● Exercise directions
Your task is to give the data again, exactly, with every line intact.

───── Available records

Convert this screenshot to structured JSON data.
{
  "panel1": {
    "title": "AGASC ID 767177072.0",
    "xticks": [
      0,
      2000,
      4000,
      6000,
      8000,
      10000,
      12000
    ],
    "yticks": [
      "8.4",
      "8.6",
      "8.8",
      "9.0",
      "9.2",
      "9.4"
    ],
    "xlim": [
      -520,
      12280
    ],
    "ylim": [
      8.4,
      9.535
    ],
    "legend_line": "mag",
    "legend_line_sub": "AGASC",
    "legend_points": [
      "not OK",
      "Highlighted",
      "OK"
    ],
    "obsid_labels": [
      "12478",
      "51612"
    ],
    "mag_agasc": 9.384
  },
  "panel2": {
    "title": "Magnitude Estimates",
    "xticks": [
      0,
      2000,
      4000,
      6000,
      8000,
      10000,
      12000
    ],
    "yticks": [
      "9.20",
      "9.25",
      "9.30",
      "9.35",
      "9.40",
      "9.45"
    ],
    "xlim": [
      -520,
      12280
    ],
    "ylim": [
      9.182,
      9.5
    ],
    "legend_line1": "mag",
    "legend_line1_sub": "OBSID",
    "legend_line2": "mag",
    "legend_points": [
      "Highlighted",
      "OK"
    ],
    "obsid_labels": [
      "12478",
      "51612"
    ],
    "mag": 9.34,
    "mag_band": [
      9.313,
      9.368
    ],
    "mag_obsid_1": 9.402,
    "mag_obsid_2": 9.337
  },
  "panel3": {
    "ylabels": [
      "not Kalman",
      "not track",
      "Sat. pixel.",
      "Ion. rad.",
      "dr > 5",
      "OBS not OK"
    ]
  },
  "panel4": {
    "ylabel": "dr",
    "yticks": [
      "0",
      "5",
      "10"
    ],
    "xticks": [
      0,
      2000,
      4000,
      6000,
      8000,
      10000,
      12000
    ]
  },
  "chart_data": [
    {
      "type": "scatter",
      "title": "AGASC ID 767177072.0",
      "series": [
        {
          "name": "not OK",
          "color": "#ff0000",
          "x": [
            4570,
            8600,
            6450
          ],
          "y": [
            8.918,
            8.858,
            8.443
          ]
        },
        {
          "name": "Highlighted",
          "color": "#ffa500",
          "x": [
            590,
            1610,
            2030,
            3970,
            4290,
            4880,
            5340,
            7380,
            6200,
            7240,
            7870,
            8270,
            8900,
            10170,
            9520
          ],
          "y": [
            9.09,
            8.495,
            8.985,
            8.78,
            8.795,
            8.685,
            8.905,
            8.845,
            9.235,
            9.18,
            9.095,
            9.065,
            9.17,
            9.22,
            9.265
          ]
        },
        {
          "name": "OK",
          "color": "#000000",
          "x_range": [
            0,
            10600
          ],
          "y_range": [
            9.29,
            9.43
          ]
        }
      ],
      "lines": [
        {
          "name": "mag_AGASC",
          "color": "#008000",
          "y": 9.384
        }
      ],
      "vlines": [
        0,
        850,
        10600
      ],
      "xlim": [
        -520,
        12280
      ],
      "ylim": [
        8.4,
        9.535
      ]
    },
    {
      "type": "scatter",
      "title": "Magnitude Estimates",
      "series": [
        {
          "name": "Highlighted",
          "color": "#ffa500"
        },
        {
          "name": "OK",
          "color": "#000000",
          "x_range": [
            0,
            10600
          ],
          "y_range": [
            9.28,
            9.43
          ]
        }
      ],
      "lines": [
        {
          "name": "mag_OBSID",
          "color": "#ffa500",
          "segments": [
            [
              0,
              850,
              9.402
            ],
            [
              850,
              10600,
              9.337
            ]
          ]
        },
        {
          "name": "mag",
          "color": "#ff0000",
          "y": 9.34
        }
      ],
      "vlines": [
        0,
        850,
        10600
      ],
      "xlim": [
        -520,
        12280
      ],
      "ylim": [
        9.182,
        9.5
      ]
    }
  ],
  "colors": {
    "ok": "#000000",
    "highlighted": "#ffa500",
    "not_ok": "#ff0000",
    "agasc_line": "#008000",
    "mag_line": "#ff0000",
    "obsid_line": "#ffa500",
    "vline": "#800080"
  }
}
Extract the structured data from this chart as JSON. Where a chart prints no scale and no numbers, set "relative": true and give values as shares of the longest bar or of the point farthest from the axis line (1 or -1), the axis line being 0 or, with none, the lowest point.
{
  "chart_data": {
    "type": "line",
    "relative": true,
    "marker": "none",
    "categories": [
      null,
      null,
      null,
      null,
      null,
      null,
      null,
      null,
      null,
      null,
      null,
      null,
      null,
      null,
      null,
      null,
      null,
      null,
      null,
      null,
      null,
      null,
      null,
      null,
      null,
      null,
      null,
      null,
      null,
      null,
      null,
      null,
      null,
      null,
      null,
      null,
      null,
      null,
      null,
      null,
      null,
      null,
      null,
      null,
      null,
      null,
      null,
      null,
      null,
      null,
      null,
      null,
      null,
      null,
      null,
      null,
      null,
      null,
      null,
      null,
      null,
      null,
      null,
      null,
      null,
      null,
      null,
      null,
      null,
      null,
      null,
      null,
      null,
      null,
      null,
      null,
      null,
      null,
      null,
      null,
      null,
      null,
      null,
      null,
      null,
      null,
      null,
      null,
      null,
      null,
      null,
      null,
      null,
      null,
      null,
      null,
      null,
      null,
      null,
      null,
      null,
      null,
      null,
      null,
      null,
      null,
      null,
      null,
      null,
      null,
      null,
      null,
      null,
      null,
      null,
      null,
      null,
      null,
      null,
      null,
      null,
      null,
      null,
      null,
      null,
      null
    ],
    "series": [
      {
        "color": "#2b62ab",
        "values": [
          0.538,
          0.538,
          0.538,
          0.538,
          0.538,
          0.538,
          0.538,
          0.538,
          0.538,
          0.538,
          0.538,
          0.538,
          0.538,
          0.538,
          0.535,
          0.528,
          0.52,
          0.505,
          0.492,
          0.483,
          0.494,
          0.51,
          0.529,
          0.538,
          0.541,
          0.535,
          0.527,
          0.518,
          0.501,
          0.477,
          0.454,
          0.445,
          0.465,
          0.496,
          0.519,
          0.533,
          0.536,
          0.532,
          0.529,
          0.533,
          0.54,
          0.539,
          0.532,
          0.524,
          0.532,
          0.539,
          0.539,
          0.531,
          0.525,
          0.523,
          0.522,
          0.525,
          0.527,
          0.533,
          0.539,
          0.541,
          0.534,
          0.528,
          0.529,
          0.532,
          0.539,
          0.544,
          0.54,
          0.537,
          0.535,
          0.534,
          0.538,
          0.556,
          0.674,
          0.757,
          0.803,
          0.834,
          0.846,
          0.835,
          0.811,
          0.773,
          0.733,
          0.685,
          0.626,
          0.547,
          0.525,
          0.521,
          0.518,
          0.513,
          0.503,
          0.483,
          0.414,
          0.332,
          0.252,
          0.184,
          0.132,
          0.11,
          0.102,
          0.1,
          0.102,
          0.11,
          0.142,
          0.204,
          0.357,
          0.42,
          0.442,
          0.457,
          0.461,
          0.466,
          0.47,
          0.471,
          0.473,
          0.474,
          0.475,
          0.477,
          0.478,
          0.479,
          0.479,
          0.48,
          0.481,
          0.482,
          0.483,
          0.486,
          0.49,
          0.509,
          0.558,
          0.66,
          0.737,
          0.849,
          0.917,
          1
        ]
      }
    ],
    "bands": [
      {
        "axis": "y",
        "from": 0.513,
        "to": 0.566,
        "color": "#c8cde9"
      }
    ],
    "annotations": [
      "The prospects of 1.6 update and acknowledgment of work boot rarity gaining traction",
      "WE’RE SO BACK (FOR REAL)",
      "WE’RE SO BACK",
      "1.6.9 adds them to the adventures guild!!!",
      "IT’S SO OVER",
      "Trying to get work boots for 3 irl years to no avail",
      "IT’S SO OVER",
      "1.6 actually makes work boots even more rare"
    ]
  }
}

──────────

● Task answer
Convert this screenshot to structured JSON data.
{
  "panel1": {
    "title": "AGASC ID 767177072.0",
    "xticks": [
      0,
      2000,
      4000,
      6000,
      8000,
      10000,
      12000
    ],
    "yticks": [
      "8.4",
      "8.6",
      "8.8",
      "9.0",
      "9.2",
      "9.4"
    ],
    "xlim": [
      -520,
      12280
    ],
    "ylim": [
      8.4,
      9.535
    ],
    "legend_line": "mag",
    "legend_line_sub": "AGASC",
    "legend_points": [
      "not OK",
      "Highlighted",
      "OK"
    ],
    "obsid_labels": [
      "12478",
      "51612"
    ],
    "mag_agasc": 9.384
  },
  "panel2": {
    "title": "Magnitude Estimates",
    "xticks": [
      0,
      2000,
      4000,
      6000,
      8000,
      10000,
      12000
    ],
    "yticks": [
      "9.20",
      "9.25",
      "9.30",
      "9.35",
      "9.40",
      "9.45"
    ],
    "xlim": [
      -520,
      12280
    ],
    "ylim": [
      9.182,
      9.5
    ],
    "legend_line1": "mag",
    "legend_line1_sub": "OBSID",
    "legend_line2": "mag",
    "legend_points": [
      "Highlighted",
      "OK"
    ],
    "obsid_labels": [
      "12478",
      "51612"
    ],
    "mag": 9.34,
    "mag_band": [
      9.313,
      9.368
    ],
    "mag_obsid_1": 9.402,
    "mag_obsid_2": 9.337
  },
  "panel3": {
    "ylabels": [
      "not Kalman",
      "not track",
      "Sat. pixel.",
      "Ion. rad.",
      "dr > 5",
      "OBS not OK"
    ]
  },
  "panel4": {
    "ylabel": "dr",
    "yticks": [
      "0",
      "5",
      "10"
    ],
    "xticks": [
      0,
      2000,
      4000,
      6000,
      8000,
      10000,
      12000
    ]
  },
  "chart_data": [
    {
      "type": "scatter",
      "title": "AGASC ID 767177072.0",
      "series": [
        {
          "name": "not OK",
          "color": "#ff0000",
          "x": [
            4570,
            8600,
            6450
          ],
          "y": [
            8.918,
            8.858,
            8.443
          ]
        },
        {
          "name": "Highlighted",
          "color": "#ffa500",
          "x": [
            590,
            1610,
            2030,
            3970,
            4290,
            4880,
            5340,
            7380,
            6200,
            7240,
            7870,
            8270,
            8900,
            10170,
            9520
          ],
          "y": [
            9.09,
            8.495,
            8.985,
            8.78,
            8.795,
            8.685,
            8.905,
            8.845,
            9.235,
            9.18,
            9.095,
            9.065,
            9.17,
            9.22,
            9.265
          ]
        },
        {
          "name": "OK",
          "color": "#000000",
          "x_range": [
            0,
            10600
          ],
          "y_range": [
            9.29,
            9.43
          ]
        }
      ],
      "lines": [
        {
          "name": "mag_AGASC",
          "color": "#008000",
          "y": 9.384
        }
      ],
      "vlines": [
        0,
        850,
        10600
      ],
      "xlim": [
        -520,
        12280
      ],
      "ylim": [
        8.4,
        9.535
      ]
    },
    {
      "type": "scatter",
      "title": "Magnitude Estimates",
      "series": [
        {
          "name": "Highlighted",
          "color": "#ffa500"
        },
        {
          "name": "OK",
          "color": "#000000",
          "x_range": [
            0,
            10600
          ],
          "y_range": [
            9.28,
            9.43
          ]
        }
      ],
      "lines": [
        {
          "name": "mag_OBSID",
          "color": "#ffa500",
          "segments": [
            [
              0,
              850,
              9.402
            ],
            [
              850,
              10600,
              9.337
            ]
          ]
        },
        {
          "name": "mag",
          "color": "#ff0000",
          "y": 9.34
        }
      ],
      "vlines": [
        0,
        850,
        10600
      ],
      "xlim": [
        -520,
        12280
      ],
      "ylim": [
        9.182,
        9.5
      ]
    }
  ],
  "colors": {
    "ok": "#000000",
    "highlighted": "#ffa500",
    "not_ok": "#ff0000",
    "agasc_line": "#008000",
    "mag_line": "#ff0000",
    "obsid_line": "#ffa500",
    "vline": "#800080"
  }
}
Extract the structured data from this chart as JSON. Where a chart prints no scale and no numbers, set "relative": true and give values as shares of the longest bar or of the point farthest from the axis line (1 or -1), the axis line being 0 or, with none, the lowest point.
{
  "chart_data": {
    "type": "line",
    "relative": true,
    "marker": "none",
    "categories": [
      null,
      null,
      null,
      null,
      null,
      null,
      null,
      null,
      null,
      null,
      null,
      null,
      null,
      null,
      null,
      null,
      null,
      null,
      null,
      null,
      null,
      null,
      null,
      null,
      null,
      null,
      null,
      null,
      null,
      null,
      null,
      null,
      null,
      null,
      null,
      null,
      null,
      null,
      null,
      null,
      null,
      null,
      null,
      null,
      null,
      null,
      null,
      null,
      null,
      null,
      null,
      null,
      null,
      null,
      null,
      null,
      null,
      null,
      null,
      null,
      null,
      null,
      null,
      null,
      null,
      null,
      null,
      null,
      null,
      null,
      null,
      null,
      null,
      null,
      null,
      null,
      null,
      null,
      null,
      null,
      null,
      null,
      null,
      null,
      null,
      null,
      null,
      null,
      null,
      null,
      null,
      null,
      null,
      null,
      null,
      null,
      null,
      null,
      null,
      null,
      null,
      null,
      null,
      null,
      null,
      null,
      null,
      null,
      null,
      null,
      null,
      null,
      null,
      null,
      null,
      null,
      null,
      null,
      null,
      null,
      null,
      null,
      null,
      null,
      null,
      null
    ],
    "series": [
      {
        "color": "#2b62ab",
        "values": [
          0.538,
          0.538,
          0.538,
          0.538,
          0.538,
          0.538,
          0.538,
          0.538,
          0.538,
          0.538,
          0.538,
          0.538,
          0.538,
          0.538,
          0.535,
          0.528,
          0.52,
          0.505,
          0.492,
          0.483,
          0.494,
          0.51,
          0.529,
          0.538,
          0.541,
          0.535,
          0.527,
          0.518,
          0.501,
          0.477,
          0.454,
          0.445,
          0.465,
          0.496,
          0.519,
          0.533,
          0.536,
          0.532,
          0.529,
          0.533,
          0.54,
          0.539,
          0.532,
          0.524,
          0.532,
          0.539,
          0.539,
          0.531,
          0.525,
          0.523,
          0.522,
          0.525,
          0.527,
          0.533,
          0.539,
          0.541,
          0.534,
          0.528,
          0.529,
          0.532,
          0.539,
          0.544,
          0.54,
          0.537,
          0.535,
          0.534,
          0.538,
          0.556,
          0.674,
          0.757,
          0.803,
          0.834,
          0.846,
          0.835,
          0.811,
          0.773,
          0.733,
          0.685,
          0.626,
          0.547,
          0.525,
          0.521,
          0.518,
          0.513,
          0.503,
          0.483,
          0.414,
          0.332,
          0.252,
          0.184,
          0.132,
          0.11,
          0.102,
          0.1,
          0.102,
          0.11,
          0.142,
          0.204,
          0.357,
          0.42,
          0.442,
          0.457,
          0.461,
          0.466,
          0.47,
          0.471,
          0.473,
          0.474,
          0.475,
          0.477,
          0.478,
          0.479,
          0.479,
          0.48,
          0.481,
          0.482,
          0.483,
          0.486,
          0.49,
          0.509,
          0.558,
          0.66,
          0.737,
          0.849,
          0.917,
          1
        ]
      }
    ],
    "bands": [
      {
        "axis": "y",
        "from": 0.513,
        "to": 0.566,
        "color": "#c8cde9"
      }
    ],
    "annotations": [
      "The prospects of 1.6 update and acknowledgment of work boot rarity gaining traction",
      "WE’RE SO BACK (FOR REAL)",
      "WE’RE SO BACK",
      "1.6.9 adds them to the adventures guild!!!",
      "IT’S SO OVER",
      "Trying to get work boots for 3 irl years to no avail",
      "IT’S SO OVER",
      "1.6 actually makes work boots even more rare"
    ]
  }
}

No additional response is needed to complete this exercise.